[Structured figure records]
= = = = = = =

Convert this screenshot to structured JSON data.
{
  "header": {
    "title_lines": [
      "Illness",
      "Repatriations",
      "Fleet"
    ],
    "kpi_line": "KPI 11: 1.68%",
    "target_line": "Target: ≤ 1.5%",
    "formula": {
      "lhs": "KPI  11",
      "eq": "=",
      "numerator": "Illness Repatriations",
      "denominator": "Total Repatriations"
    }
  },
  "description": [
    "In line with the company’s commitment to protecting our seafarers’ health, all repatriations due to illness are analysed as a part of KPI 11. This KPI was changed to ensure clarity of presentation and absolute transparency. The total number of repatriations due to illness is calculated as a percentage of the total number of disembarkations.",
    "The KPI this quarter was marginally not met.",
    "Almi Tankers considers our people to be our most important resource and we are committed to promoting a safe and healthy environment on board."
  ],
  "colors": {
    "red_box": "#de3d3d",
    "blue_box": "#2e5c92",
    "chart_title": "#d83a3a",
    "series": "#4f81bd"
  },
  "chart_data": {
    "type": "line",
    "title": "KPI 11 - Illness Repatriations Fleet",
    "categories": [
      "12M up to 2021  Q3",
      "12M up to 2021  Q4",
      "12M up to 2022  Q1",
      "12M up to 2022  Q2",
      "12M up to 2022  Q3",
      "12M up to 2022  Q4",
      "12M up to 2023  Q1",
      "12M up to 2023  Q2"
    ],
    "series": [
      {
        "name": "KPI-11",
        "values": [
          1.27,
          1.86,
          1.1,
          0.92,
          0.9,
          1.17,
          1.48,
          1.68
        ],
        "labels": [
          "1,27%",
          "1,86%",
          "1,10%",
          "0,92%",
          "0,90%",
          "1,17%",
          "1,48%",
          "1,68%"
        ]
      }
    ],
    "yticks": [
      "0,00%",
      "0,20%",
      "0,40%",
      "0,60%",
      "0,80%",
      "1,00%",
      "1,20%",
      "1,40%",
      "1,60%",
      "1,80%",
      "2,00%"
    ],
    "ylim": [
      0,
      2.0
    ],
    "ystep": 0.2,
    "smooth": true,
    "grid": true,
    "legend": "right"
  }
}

= = = = = = =

» **What is expected**
Set out the complete listing exactly as shown.

» **Reply to the task**
Convert this screenshot to structured JSON data.
{
  "header": {
    "title_lines": [
      "Illness",
      "Repatriations",
      "Fleet"
    ],
    "kpi_line": "KPI 11: 1.68%",
    "target_line": "Target: ≤ 1.5%",
    "formula": {
      "lhs": "KPI  11",
      "eq": "=",
      "numerator": "Illness Repatriations",
      "denominator": "Total Repatriations"
    }
  },
  "description": [
    "In line with the company’s commitment to protecting our seafarers’ health, all repatriations due to illness are analysed as a part of KPI 11. This KPI was changed to ensure clarity of presentation and absolute transparency. The total number of repatriations due to illness is calculated as a percentage of the total number of disembarkations.",
    "The KPI this quarter was marginally not met.",
    "Almi Tankers considers our people to be our most important resource and we are committed to promoting a safe and healthy environment on board."
  ],
  "colors": {
    "red_box": "#de3d3d",
    "blue_box": "#2e5c92",
    "chart_title": "#d83a3a",
    "series": "#4f81bd"
  },
  "chart_data": {
    "type": "line",
    "title": "KPI 11 - Illness Repatriations Fleet",
    "categories": [
      "12M up to 2021  Q3",
      "12M up to 2021  Q4",
      "12M up to 2022  Q1",
      "12M up to 2022  Q2",
      "12M up to 2022  Q3",
      "12M up to 2022  Q4",
      "12M up to 2023  Q1",
      "12M up to 2023  Q2"
    ],
    "series": [
      {
        "name": "KPI-11",
        "values": [
          1.27,
          1.86,
          1.1,
          0.92,
          0.9,
          1.17,
          1.48,
          1.68
        ],
        "labels": [
          "1,27%",
          "1,86%",
          "1,10%",
          "0,92%",
          "0,90%",
          "1,17%",
          "1,48%",
          "1,68%"
        ]
      }
    ],
    "yticks": [
      "0,00%",
      "0,20%",
      "0,40%",
      "0,60%",
      "0,80%",
      "1,00%",
      "1,20%",
      "1,40%",
      "1,60%",
      "1,80%",
      "2,00%"
    ],
    "ylim": [
      0,
      2.0
    ],
    "ystep": 0.2,
    "smooth": true,
    "grid": true,
    "legend": "right"
  }
}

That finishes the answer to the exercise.